Objective: Copy out the listing exactly.
_ _ _ _ _ _ _
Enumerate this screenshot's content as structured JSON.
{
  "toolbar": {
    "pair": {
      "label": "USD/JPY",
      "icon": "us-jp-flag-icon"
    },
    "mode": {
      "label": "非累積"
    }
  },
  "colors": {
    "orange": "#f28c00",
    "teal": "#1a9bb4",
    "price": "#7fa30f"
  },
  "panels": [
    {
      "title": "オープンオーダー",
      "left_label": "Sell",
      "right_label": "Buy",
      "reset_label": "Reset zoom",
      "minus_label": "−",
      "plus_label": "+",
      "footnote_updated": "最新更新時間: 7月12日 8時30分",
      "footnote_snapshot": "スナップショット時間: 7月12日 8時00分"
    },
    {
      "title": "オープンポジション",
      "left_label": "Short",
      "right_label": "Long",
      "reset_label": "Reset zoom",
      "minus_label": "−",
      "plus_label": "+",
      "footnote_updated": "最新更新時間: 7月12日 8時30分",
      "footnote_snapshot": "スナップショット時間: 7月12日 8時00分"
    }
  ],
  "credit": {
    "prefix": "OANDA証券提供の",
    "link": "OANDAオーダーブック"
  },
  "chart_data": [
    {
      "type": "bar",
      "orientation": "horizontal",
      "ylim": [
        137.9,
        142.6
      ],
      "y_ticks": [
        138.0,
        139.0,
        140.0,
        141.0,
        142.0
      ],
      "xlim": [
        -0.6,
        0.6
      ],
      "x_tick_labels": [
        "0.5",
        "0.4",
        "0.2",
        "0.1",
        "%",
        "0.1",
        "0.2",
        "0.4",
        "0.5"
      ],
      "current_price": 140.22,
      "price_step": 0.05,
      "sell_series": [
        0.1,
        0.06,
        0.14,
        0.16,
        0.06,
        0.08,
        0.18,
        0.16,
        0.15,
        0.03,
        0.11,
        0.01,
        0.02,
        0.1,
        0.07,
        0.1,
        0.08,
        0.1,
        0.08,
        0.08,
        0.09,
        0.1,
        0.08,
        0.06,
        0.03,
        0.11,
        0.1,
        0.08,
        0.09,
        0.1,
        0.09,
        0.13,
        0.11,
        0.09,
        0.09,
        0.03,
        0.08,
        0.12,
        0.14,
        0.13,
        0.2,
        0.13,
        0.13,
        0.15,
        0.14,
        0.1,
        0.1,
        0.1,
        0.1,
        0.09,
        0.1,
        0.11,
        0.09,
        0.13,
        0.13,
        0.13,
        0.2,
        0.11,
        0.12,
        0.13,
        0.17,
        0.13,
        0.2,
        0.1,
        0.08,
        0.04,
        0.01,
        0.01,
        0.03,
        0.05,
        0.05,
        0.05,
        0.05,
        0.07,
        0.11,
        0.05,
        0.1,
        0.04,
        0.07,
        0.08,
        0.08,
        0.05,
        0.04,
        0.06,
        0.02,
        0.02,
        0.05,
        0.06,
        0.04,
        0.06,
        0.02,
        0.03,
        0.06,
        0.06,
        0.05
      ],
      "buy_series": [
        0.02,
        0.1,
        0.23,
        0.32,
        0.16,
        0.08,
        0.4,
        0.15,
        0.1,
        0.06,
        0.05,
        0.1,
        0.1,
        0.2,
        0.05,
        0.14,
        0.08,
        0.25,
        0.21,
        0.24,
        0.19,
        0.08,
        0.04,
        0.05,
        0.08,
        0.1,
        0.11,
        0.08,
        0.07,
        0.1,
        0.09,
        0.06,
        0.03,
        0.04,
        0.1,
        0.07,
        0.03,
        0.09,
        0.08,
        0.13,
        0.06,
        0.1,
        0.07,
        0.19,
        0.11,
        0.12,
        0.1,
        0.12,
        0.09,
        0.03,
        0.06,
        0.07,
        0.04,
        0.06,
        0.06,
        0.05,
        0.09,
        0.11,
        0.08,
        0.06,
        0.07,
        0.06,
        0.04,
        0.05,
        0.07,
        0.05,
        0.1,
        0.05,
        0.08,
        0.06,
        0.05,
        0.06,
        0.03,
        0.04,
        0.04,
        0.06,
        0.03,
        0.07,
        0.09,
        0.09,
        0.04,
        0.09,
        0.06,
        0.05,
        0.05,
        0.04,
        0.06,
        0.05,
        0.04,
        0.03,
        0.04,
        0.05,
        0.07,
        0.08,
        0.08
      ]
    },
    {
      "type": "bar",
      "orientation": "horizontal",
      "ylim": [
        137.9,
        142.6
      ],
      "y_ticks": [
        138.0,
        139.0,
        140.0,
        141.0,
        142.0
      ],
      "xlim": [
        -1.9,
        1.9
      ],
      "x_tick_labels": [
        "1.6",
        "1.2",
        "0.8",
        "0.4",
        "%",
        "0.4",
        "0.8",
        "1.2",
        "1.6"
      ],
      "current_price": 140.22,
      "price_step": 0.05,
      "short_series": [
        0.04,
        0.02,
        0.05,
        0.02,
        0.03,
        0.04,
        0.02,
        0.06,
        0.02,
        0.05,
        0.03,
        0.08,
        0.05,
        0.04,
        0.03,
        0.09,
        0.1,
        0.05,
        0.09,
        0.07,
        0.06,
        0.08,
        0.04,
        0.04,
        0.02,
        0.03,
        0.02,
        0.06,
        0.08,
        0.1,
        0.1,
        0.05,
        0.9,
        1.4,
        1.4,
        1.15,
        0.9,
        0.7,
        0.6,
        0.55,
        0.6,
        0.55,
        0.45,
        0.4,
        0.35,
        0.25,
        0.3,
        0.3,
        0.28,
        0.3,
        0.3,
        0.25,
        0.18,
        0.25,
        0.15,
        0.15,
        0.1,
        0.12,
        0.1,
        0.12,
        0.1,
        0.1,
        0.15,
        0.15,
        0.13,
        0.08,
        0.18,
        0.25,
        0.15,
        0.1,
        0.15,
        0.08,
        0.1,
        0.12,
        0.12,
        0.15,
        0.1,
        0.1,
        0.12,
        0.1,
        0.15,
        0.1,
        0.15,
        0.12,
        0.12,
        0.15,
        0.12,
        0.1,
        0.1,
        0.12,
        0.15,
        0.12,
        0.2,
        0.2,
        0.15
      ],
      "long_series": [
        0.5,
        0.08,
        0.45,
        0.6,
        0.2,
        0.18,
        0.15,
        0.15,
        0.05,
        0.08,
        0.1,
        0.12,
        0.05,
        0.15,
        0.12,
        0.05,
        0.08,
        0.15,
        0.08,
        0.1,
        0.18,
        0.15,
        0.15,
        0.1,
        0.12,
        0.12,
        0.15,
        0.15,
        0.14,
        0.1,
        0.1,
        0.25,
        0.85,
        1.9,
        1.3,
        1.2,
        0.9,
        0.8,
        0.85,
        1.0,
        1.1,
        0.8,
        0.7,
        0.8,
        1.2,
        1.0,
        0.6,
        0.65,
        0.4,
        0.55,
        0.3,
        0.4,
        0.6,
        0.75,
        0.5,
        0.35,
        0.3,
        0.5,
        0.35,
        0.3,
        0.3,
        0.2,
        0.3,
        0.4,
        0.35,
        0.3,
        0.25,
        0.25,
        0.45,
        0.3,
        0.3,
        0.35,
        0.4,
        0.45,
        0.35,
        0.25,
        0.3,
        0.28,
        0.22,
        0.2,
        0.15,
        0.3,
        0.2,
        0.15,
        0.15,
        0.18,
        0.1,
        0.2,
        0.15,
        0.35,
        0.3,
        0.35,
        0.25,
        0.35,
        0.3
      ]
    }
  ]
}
_ _ _ _ _ _ _
Reply:
Enumerate this screenshot's content as structured JSON.
{
  "toolbar": {
    "pair": {
      "label": "USD/JPY",
      "icon": "us-jp-flag-icon"
    },
    "mode": {
      "label": "非累積"
    }
  },
  "colors": {
    "orange": "#f28c00",
    "teal": "#1a9bb4",
    "price": "#7fa30f"
  },
  "panels": [
    {
      "title": "オープンオーダー",
      "left_label": "Sell",
      "right_label": "Buy",
      "reset_label": "Reset zoom",
      "minus_label": "−",
      "plus_label": "+",
      "footnote_updated": "最新更新時間: 7月12日 8時30分",
      "footnote_snapshot": "スナップショット時間: 7月12日 8時00分"
    },
    {
      "title": "オープンポジション",
      "left_label": "Short",
      "right_label": "Long",
      "reset_label": "Reset zoom",
      "minus_label": "−",
      "plus_label": "+",
      "footnote_updated": "最新更新時間: 7月12日 8時30分",
      "footnote_snapshot": "スナップショット時間: 7月12日 8時00分"
    }
  ],
  "credit": {
    "prefix": "OANDA証券提供の",
    "link": "OANDAオーダーブック"
  },
  "chart_data": [
    {
      "type": "bar",
      "orientation": "horizontal",
      "ylim": [
        137.9,
        142.6
      ],
      "y_ticks": [
        138.0,
        139.0,
        140.0,
        141.0,
        142.0
      ],
      "xlim": [
        -0.6,
        0.6
      ],
      "x_tick_labels": [
        "0.5",
        "0.4",
        "0.2",
        "0.1",
        "%",
        "0.1",
        "0.2",
        "0.4",
        "0.5"
      ],
      "current_price": 140.22,
      "price_step": 0.05,
      "sell_series": [
        0.1,
        0.06,
        0.14,
        0.16,
        0.06,
        0.08,
        0.18,
        0.16,
        0.15,
        0.03,
        0.11,
        0.01,
        0.02,
        0.1,
        0.07,
        0.1,
        0.08,
        0.1,
        0.08,
        0.08,
        0.09,
        0.1,
        0.08,
        0.06,
        0.03,
        0.11,
        0.1,
        0.08,
        0.09,
        0.1,
        0.09,
        0.13,
        0.11,
        0.09,
        0.09,
        0.03,
        0.08,
        0.12,
        0.14,
        0.13,
        0.2,
        0.13,
        0.13,
        0.15,
        0.14,
        0.1,
        0.1,
        0.1,
        0.1,
        0.09,
        0.1,
        0.11,
        0.09,
        0.13,
        0.13,
        0.13,
        0.2,
        0.11,
        0.12,
        0.13,
        0.17,
        0.13,
        0.2,
        0.1,
        0.08,
        0.04,
        0.01,
        0.01,
        0.03,
        0.05,
        0.05,
        0.05,
        0.05,
        0.07,
        0.11,
        0.05,
        0.1,
        0.04,
        0.07,
        0.08,
        0.08,
        0.05,
        0.04,
        0.06,
        0.02,
        0.02,
        0.05,
        0.06,
        0.04,
        0.06,
        0.02,
        0.03,
        0.06,
        0.06,
        0.05
      ],
      "buy_series": [
        0.02,
        0.1,
        0.23,
        0.32,
        0.16,
        0.08,
        0.4,
        0.15,
        0.1,
        0.06,
        0.05,
        0.1,
        0.1,
        0.2,
        0.05,
        0.14,
        0.08,
        0.25,
        0.21,
        0.24,
        0.19,
        0.08,
        0.04,
        0.05,
        0.08,
        0.1,
        0.11,
        0.08,
        0.07,
        0.1,
        0.09,
        0.06,
        0.03,
        0.04,
        0.1,
        0.07,
        0.03,
        0.09,
        0.08,
        0.13,
        0.06,
        0.1,
        0.07,
        0.19,
        0.11,
        0.12,
        0.1,
        0.12,
        0.09,
        0.03,
        0.06,
        0.07,
        0.04,
        0.06,
        0.06,
        0.05,
        0.09,
        0.11,
        0.08,
        0.06,
        0.07,
        0.06,
        0.04,
        0.05,
        0.07,
        0.05,
        0.1,
        0.05,
        0.08,
        0.06,
        0.05,
        0.06,
        0.03,
        0.04,
        0.04,
        0.06,
        0.03,
        0.07,
        0.09,
        0.09,
        0.04,
        0.09,
        0.06,
        0.05,
        0.05,
        0.04,
        0.06,
        0.05,
        0.04,
        0.03,
        0.04,
        0.05,
        0.07,
        0.08,
        0.08
      ]
    },
    {
      "type": "bar",
      "orientation": "horizontal",
      "ylim": [
        137.9,
        142.6
      ],
      "y_ticks": [
        138.0,
        139.0,
        140.0,
        141.0,
        142.0
      ],
      "xlim": [
        -1.9,
        1.9
      ],
      "x_tick_labels": [
        "1.6",
        "1.2",
        "0.8",
        "0.4",
        "%",
        "0.4",
        "0.8",
        "1.2",
        "1.6"
      ],
      "current_price": 140.22,
      "price_step": 0.05,
      "short_series": [
        0.04,
        0.02,
        0.05,
        0.02,
        0.03,
        0.04,
        0.02,
        0.06,
        0.02,
        0.05,
        0.03,
        0.08,
        0.05,
        0.04,
        0.03,
        0.09,
        0.1,
        0.05,
        0.09,
        0.07,
        0.06,
        0.08,
        0.04,
        0.04,
        0.02,
        0.03,
        0.02,
        0.06,
        0.08,
        0.1,
        0.1,
        0.05,
        0.9,
        1.4,
        1.4,
        1.15,
        0.9,
        0.7,
        0.6,
        0.55,
        0.6,
        0.55,
        0.45,
        0.4,
        0.35,
        0.25,
        0.3,
        0.3,
        0.28,
        0.3,
        0.3,
        0.25,
        0.18,
        0.25,
        0.15,
        0.15,
        0.1,
        0.12,
        0.1,
        0.12,
        0.1,
        0.1,
        0.15,
        0.15,
        0.13,
        0.08,
        0.18,
        0.25,
        0.15,
        0.1,
        0.15,
        0.08,
        0.1,
        0.12,
        0.12,
        0.15,
        0.1,
        0.1,
        0.12,
        0.1,
        0.15,
        0.1,
        0.15,
        0.12,
        0.12,
        0.15,
        0.12,
        0.1,
        0.1,
        0.12,
        0.15,
        0.12,
        0.2,
        0.2,
        0.15
      ],
      "long_series": [
        0.5,
        0.08,
        0.45,
        0.6,
        0.2,
        0.18,
        0.15,
        0.15,
        0.05,
        0.08,
        0.1,
        0.12,
        0.05,
        0.15,
        0.12,
        0.05,
        0.08,
        0.15,
        0.08,
        0.1,
        0.18,
        0.15,
        0.15,
        0.1,
        0.12,
        0.12,
        0.15,
        0.15,
        0.14,
        0.1,
        0.1,
        0.25,
        0.85,
        1.9,
        1.3,
        1.2,
        0.9,
        0.8,
        0.85,
        1.0,
        1.1,
        0.8,
        0.7,
        0.8,
        1.2,
        1.0,
        0.6,
        0.65,
        0.4,
        0.55,
        0.3,
        0.4,
        0.6,
        0.75,
        0.5,
        0.35,
        0.3,
        0.5,
        0.35,
        0.3,
        0.3,
        0.2,
        0.3,
        0.4,
        0.35,
        0.3,
        0.25,
        0.25,
        0.45,
        0.3,
        0.3,
        0.35,
        0.4,
        0.45,
        0.35,
        0.25,
        0.3,
        0.28,
        0.22,
        0.2,
        0.15,
        0.3,
        0.2,
        0.15,
        0.15,
        0.18,
        0.1,
        0.2,
        0.15,
        0.35,
        0.3,
        0.35,
        0.25,
        0.35,
        0.3
      ]
    }
  ]
}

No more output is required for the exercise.